_Do this_
Carry none of the pictures over; set down the material below exactly.

_Rows_
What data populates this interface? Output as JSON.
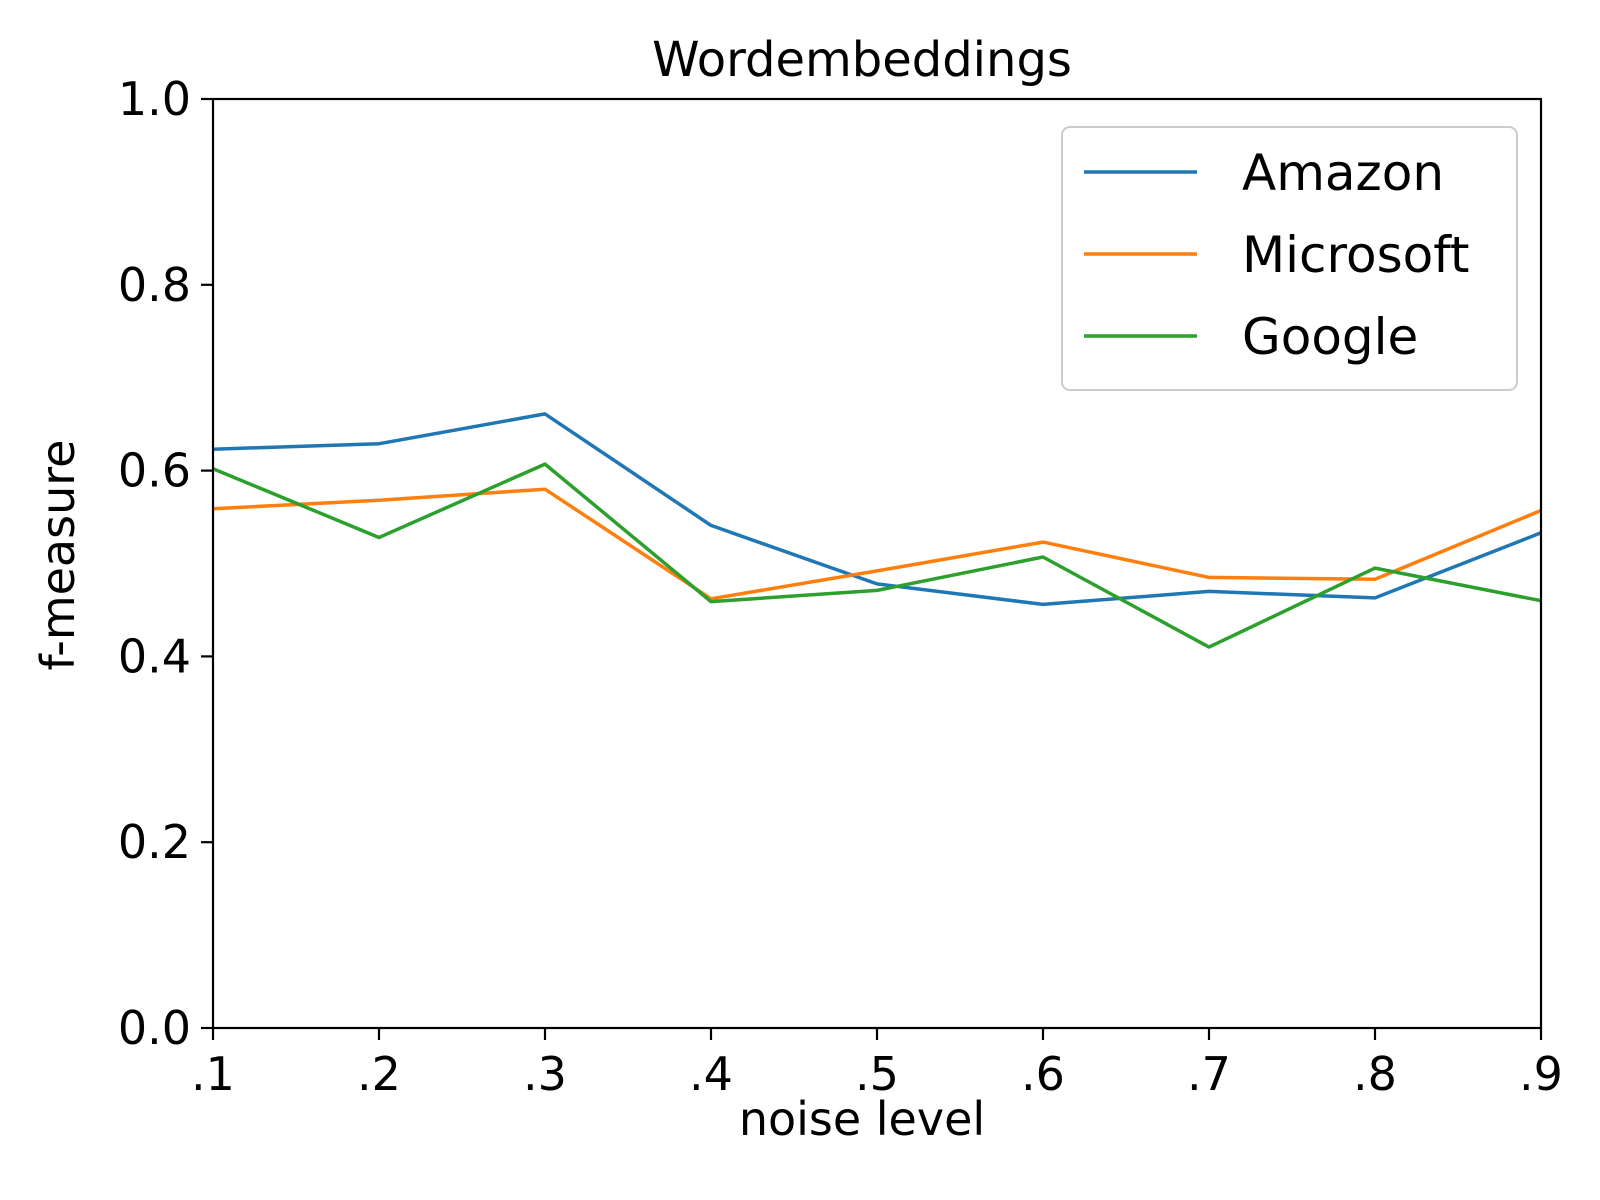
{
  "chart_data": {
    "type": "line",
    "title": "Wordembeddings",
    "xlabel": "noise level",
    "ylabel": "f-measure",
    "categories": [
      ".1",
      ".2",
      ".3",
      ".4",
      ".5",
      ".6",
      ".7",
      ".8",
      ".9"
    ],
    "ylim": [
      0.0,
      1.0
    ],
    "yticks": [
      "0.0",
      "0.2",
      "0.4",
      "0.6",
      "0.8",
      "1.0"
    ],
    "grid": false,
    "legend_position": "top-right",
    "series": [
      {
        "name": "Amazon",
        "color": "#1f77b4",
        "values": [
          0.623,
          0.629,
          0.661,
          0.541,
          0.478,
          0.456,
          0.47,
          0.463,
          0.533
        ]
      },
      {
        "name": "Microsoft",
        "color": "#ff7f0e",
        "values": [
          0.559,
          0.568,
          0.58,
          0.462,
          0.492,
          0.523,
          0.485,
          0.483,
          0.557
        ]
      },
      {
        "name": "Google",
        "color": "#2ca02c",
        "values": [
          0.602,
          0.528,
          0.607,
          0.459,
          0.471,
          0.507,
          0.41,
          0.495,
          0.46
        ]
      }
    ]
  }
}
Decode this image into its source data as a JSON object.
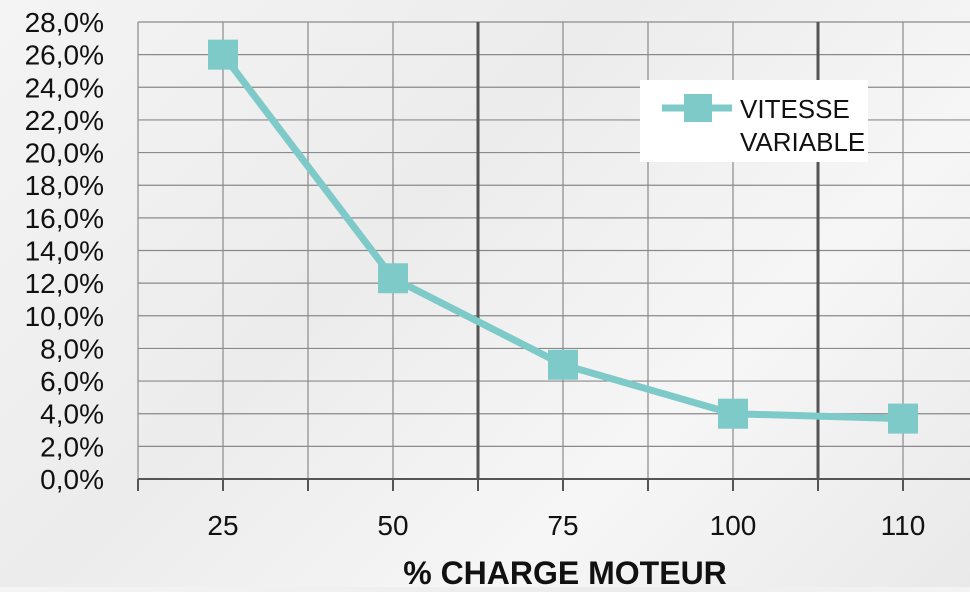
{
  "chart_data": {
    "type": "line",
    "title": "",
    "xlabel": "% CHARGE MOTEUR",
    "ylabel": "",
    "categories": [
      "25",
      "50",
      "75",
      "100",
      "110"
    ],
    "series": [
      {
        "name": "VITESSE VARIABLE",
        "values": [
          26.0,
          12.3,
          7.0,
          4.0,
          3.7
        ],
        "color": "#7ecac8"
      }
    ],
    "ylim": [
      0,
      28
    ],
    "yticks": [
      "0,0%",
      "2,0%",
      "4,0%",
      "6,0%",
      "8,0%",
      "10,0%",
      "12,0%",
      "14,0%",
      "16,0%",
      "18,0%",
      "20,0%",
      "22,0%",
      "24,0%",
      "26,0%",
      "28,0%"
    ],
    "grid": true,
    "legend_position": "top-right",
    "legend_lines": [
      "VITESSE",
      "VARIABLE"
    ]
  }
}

_Written reply_
What data populates this interface? Output as JSON.
{
  "chart_data": {
    "type": "line",
    "title": "Wordembeddings",
    "xlabel": "noise level",
    "ylabel": "f-measure",
    "categories": [
      ".1",
      ".2",
      ".3",
      ".4",
      ".5",
      ".6",
      ".7",
      ".8",
      ".9"
    ],
    "ylim": [
      0.0,
      1.0
    ],
    "yticks": [
      "0.0",
      "0.2",
      "0.4",
      "0.6",
      "0.8",
      "1.0"
    ],
    "grid": false,
    "legend_position": "top-right",
    "series": [
      {
        "name": "Amazon",
        "color": "#1f77b4",
        "values": [
          0.623,
          0.629,
          0.661,
          0.541,
          0.478,
          0.456,
          0.47,
          0.463,
          0.533
        ]
      },
      {
        "name": "Microsoft",
        "color": "#ff7f0e",
        "values": [
          0.559,
          0.568,
          0.58,
          0.462,
          0.492,
          0.523,
          0.485,
          0.483,
          0.557
        ]
      },
      {
        "name": "Google",
        "color": "#2ca02c",
        "values": [
          0.602,
          0.528,
          0.607,
          0.459,
          0.471,
          0.507,
          0.41,
          0.495,
          0.46
        ]
      }
    ]
  }
}
Decode this image into its source data as a JSON object.
{
  "chart_data": {
    "type": "line",
    "title": "",
    "xlabel": "% CHARGE MOTEUR",
    "ylabel": "",
    "categories": [
      "25",
      "50",
      "75",
      "100",
      "110"
    ],
    "series": [
      {
        "name": "VITESSE VARIABLE",
        "values": [
          26.0,
          12.3,
          7.0,
          4.0,
          3.7
        ],
        "color": "#7ecac8"
      }
    ],
    "ylim": [
      0,
      28
    ],
    "yticks": [
      "0,0%",
      "2,0%",
      "4,0%",
      "6,0%",
      "8,0%",
      "10,0%",
      "12,0%",
      "14,0%",
      "16,0%",
      "18,0%",
      "20,0%",
      "22,0%",
      "24,0%",
      "26,0%",
      "28,0%"
    ],
    "grid": true,
    "legend_position": "top-right",
    "legend_lines": [
      "VITESSE",
      "VARIABLE"
    ]
  }
}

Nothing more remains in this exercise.